**The data**

--------

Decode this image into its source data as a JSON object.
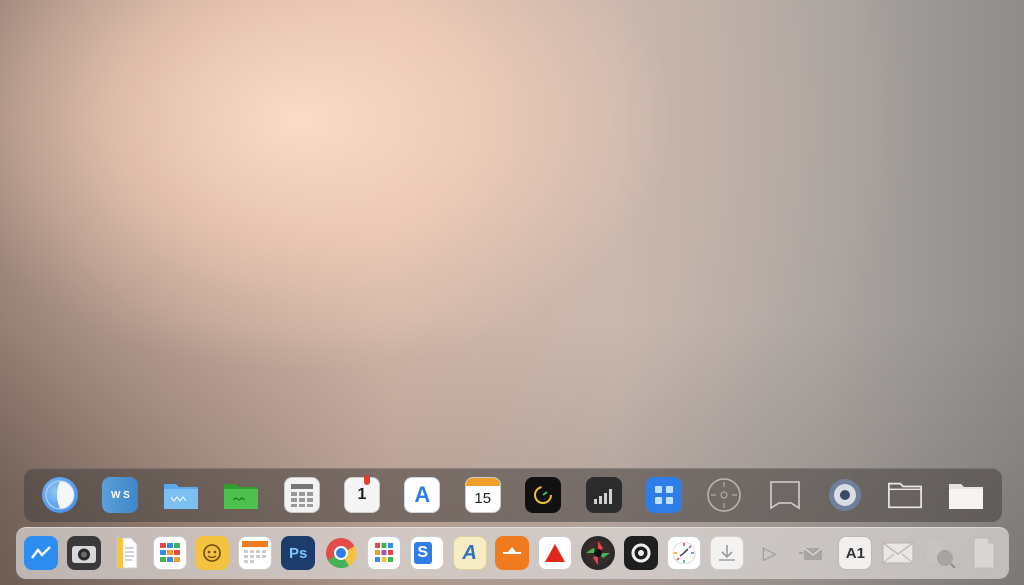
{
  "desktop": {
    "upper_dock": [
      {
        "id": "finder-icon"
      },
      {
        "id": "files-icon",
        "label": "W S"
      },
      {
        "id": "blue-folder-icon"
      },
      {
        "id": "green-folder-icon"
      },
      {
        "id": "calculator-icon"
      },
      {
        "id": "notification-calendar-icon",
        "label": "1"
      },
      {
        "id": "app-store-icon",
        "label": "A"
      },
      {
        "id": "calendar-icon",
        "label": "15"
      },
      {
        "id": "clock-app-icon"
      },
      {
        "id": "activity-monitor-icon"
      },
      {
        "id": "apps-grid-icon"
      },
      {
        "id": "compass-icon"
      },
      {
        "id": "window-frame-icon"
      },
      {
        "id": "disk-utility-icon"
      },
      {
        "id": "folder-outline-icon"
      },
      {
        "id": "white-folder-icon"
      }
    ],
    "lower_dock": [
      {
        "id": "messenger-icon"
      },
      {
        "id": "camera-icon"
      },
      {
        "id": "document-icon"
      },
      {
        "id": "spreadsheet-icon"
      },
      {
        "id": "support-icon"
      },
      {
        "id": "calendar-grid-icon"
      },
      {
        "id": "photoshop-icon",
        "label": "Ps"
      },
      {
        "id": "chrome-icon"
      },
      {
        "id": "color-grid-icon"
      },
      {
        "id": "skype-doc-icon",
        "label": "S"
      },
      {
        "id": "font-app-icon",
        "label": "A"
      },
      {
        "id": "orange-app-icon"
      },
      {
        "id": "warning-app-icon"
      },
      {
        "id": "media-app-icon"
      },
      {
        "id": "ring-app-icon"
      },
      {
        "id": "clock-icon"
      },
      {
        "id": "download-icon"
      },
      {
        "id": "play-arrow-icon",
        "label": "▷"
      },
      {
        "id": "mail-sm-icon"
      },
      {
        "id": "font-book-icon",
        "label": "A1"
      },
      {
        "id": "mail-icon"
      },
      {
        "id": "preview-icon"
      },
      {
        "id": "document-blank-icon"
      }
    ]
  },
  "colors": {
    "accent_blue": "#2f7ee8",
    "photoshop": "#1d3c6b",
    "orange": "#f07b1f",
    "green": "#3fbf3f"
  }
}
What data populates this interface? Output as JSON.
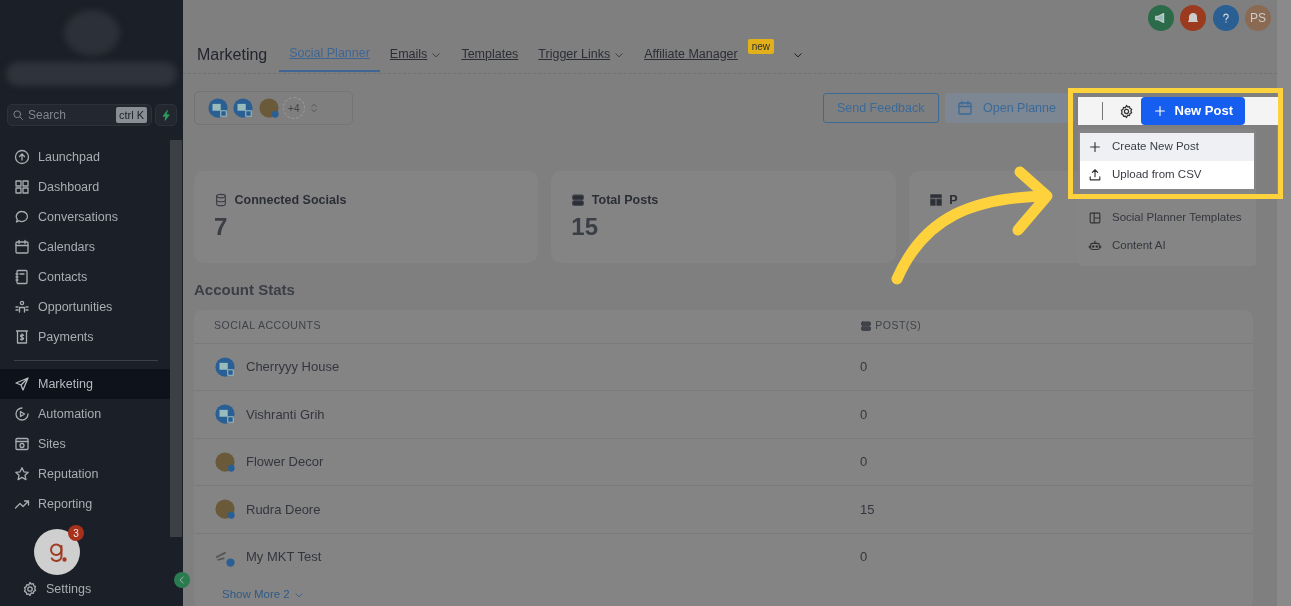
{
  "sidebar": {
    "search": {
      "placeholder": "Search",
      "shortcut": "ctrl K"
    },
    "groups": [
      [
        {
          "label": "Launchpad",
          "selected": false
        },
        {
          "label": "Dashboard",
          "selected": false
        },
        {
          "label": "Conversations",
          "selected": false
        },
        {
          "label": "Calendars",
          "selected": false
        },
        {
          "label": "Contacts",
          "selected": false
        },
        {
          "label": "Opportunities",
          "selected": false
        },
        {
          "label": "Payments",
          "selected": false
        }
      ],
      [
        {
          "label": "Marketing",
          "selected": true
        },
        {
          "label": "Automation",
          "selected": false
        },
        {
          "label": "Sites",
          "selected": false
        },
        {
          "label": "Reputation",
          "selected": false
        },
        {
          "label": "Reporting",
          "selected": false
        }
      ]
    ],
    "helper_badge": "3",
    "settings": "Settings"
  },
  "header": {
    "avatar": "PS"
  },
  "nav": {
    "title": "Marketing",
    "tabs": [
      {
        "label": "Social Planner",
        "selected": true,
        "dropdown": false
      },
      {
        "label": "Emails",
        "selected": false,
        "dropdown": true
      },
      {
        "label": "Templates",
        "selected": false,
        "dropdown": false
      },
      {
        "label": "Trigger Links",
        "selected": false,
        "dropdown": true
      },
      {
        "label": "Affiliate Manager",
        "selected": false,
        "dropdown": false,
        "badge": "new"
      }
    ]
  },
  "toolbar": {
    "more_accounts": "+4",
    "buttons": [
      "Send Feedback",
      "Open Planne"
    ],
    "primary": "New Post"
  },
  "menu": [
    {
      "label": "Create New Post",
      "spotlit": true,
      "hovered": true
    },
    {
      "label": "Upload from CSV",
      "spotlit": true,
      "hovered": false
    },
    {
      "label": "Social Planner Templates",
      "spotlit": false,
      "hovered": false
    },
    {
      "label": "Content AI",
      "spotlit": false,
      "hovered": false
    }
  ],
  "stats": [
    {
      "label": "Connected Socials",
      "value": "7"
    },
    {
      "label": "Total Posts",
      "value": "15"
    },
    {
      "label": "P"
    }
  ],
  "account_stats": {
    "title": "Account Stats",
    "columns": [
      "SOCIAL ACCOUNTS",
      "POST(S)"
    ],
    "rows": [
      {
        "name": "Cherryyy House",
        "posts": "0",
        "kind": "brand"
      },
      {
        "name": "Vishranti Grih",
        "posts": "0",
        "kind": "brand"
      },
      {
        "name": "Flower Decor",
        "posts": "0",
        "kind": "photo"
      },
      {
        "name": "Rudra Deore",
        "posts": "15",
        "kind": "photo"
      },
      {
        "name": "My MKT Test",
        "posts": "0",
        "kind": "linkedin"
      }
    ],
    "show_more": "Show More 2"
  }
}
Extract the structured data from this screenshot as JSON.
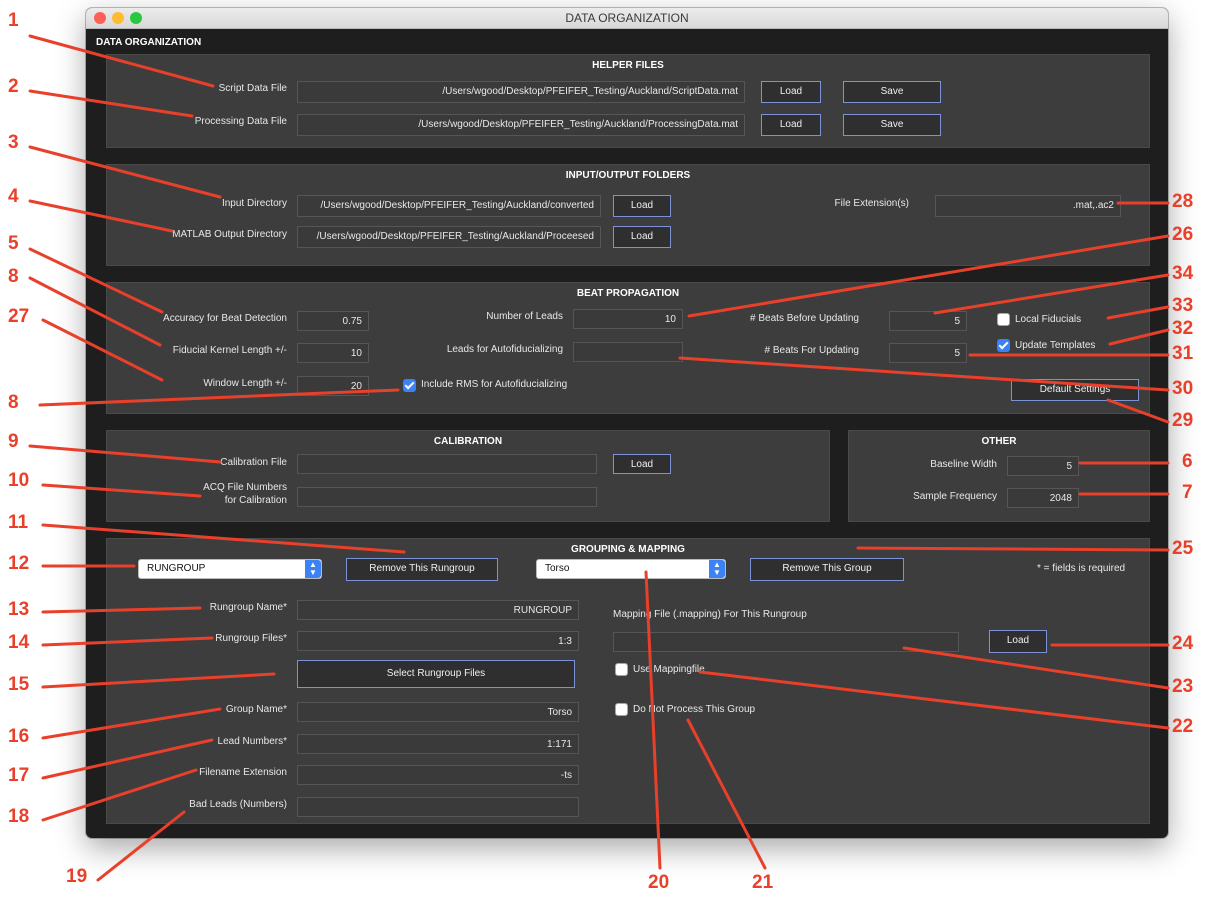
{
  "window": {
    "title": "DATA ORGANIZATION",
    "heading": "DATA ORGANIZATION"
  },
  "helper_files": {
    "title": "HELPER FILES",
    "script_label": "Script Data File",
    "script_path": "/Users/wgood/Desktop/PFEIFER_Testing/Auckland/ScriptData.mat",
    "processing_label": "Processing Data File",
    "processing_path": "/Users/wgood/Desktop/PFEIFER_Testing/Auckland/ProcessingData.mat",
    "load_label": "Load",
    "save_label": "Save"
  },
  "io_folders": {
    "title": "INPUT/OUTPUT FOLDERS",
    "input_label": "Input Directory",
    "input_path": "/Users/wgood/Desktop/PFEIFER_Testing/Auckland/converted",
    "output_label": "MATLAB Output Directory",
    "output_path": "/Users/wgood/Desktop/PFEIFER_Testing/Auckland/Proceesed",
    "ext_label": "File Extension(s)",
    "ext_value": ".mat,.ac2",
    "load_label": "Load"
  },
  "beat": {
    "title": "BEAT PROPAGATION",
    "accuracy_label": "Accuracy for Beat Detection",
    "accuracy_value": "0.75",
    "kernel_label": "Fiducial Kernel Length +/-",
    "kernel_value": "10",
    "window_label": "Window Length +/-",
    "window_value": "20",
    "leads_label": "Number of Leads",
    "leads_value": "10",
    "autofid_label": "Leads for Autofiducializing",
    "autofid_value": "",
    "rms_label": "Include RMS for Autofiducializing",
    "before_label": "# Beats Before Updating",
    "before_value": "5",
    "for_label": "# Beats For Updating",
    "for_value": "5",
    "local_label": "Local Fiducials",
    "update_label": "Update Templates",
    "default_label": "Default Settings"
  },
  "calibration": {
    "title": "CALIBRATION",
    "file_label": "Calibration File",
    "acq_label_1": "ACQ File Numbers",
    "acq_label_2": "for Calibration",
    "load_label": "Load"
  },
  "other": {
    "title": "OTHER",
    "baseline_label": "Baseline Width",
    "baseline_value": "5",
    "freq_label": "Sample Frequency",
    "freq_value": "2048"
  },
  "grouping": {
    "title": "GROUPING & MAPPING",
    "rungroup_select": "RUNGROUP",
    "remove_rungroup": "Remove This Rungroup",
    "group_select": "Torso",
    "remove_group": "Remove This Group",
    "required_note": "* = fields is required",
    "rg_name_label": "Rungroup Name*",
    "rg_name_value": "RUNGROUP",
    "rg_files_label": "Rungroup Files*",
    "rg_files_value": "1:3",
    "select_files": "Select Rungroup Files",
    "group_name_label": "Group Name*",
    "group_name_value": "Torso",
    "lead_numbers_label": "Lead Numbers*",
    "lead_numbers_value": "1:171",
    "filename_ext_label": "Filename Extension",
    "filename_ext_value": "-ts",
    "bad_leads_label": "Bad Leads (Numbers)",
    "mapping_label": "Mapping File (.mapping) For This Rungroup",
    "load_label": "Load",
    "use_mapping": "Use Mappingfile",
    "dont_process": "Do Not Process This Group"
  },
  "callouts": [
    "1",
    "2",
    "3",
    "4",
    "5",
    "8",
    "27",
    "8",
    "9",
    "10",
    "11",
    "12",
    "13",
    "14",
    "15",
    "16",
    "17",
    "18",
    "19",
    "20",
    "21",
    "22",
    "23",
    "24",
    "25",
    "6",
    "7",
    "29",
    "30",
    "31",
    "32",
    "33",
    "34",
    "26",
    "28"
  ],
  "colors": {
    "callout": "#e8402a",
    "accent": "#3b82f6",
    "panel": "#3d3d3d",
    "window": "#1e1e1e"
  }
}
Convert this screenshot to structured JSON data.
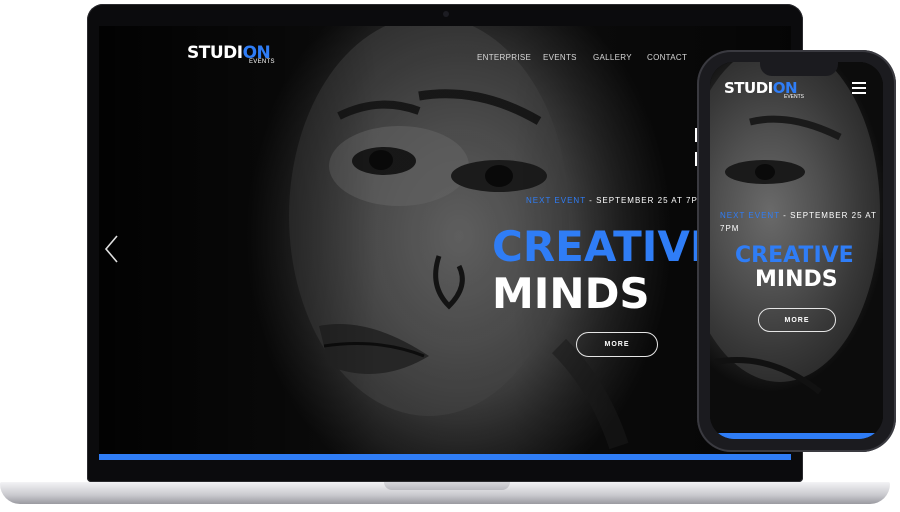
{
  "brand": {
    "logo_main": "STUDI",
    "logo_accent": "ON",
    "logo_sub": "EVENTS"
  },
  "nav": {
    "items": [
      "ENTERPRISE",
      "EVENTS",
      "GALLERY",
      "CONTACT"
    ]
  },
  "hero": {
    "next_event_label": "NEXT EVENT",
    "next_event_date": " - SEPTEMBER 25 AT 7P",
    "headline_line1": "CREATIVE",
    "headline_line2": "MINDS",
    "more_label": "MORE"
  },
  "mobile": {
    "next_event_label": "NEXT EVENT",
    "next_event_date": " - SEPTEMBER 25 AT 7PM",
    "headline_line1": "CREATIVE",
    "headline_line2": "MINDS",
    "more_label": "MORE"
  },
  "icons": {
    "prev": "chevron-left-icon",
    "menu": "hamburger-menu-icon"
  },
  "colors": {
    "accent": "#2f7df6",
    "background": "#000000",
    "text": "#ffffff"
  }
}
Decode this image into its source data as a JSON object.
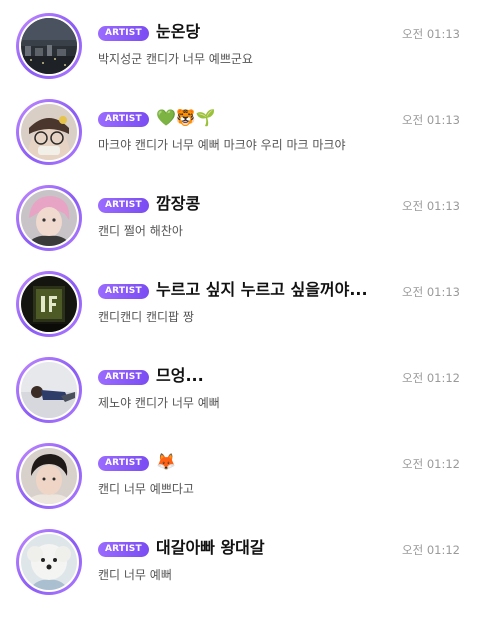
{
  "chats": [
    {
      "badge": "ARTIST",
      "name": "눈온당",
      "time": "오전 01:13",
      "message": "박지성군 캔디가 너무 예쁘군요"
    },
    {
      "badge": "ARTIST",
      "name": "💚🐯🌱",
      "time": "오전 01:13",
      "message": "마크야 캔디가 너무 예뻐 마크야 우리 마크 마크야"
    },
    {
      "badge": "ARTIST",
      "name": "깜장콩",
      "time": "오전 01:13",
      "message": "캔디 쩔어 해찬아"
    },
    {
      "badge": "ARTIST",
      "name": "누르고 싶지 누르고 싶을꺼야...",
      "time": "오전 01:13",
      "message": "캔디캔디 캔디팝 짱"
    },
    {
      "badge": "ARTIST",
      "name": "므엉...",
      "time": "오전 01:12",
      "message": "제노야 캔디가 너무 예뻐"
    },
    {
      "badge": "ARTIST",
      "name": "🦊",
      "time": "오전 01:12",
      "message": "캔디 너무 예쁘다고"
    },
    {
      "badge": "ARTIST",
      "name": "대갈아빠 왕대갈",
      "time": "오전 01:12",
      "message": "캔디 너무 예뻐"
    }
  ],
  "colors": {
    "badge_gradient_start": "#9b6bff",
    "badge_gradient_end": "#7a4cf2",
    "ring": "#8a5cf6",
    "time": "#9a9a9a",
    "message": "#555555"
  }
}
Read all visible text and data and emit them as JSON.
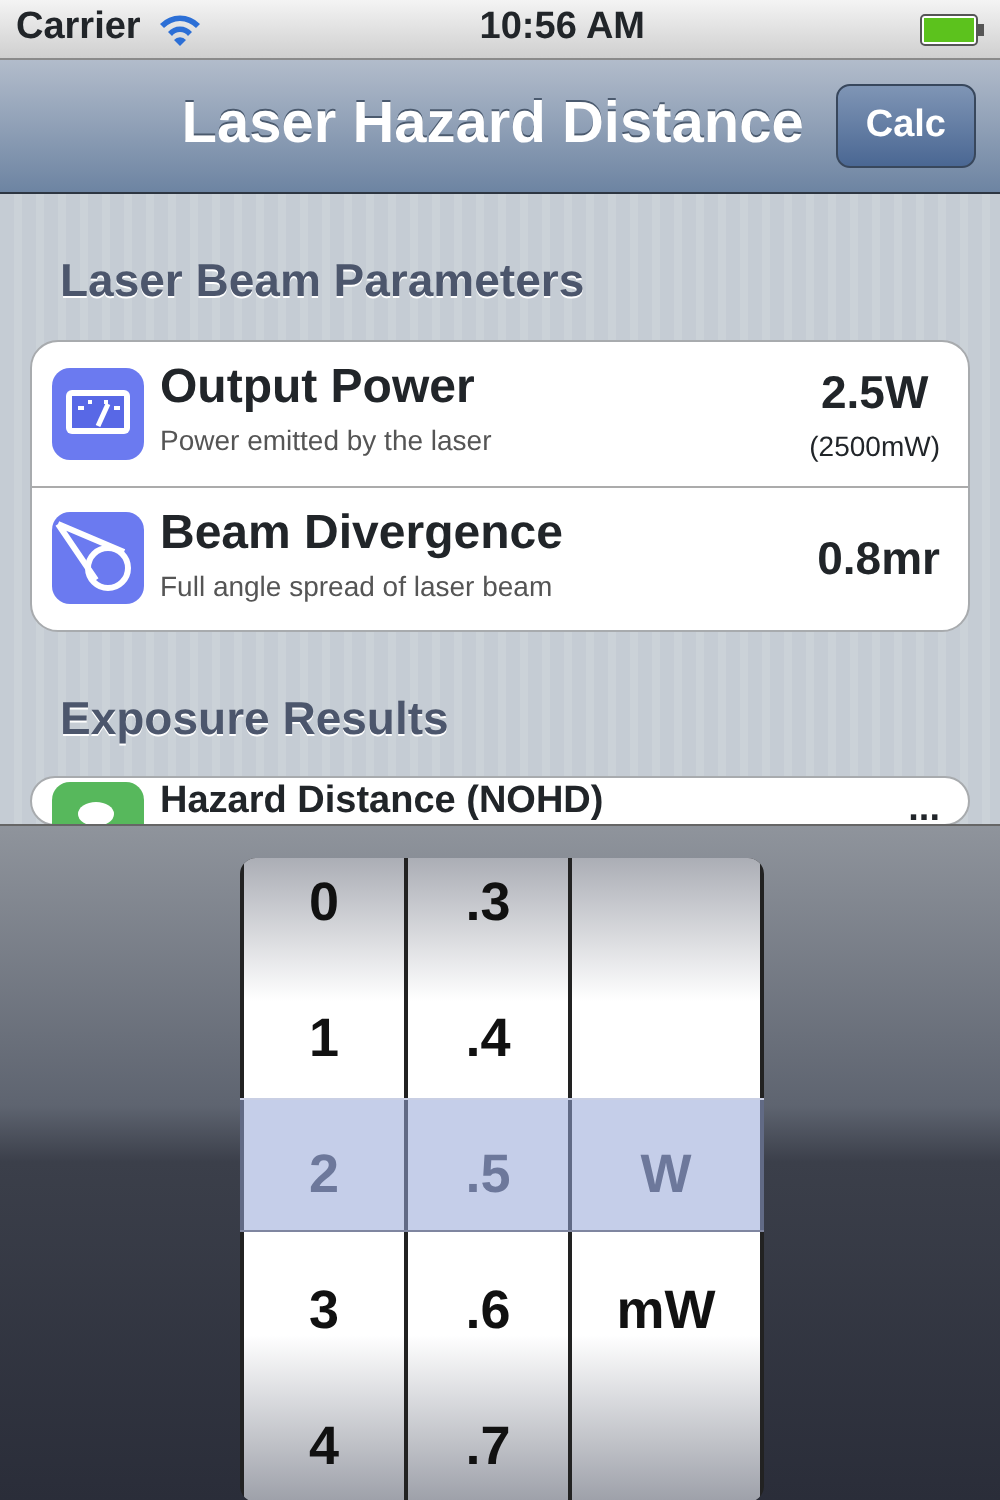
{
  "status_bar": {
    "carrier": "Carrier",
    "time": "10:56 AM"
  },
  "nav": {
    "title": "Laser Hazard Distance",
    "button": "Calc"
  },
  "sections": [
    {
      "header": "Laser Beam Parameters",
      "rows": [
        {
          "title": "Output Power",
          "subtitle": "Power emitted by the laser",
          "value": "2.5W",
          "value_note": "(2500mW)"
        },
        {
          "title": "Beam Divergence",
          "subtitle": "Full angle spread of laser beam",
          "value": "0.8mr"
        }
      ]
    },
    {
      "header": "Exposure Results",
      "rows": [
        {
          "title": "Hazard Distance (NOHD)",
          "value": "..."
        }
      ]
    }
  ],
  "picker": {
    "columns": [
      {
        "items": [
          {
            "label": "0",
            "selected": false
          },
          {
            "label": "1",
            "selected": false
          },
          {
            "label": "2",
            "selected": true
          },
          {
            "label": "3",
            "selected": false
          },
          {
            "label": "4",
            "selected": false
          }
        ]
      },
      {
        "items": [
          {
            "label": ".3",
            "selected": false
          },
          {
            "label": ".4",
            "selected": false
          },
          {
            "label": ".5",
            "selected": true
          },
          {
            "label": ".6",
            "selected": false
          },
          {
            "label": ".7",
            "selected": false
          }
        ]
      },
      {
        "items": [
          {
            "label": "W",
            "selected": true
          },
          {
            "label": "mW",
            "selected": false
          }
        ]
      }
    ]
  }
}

--------

**Task goal**
All lines above with "Torso" in them should be returned.

**Exercise result**
    "group_select": "Torso",
    "group_name_value": "Torso",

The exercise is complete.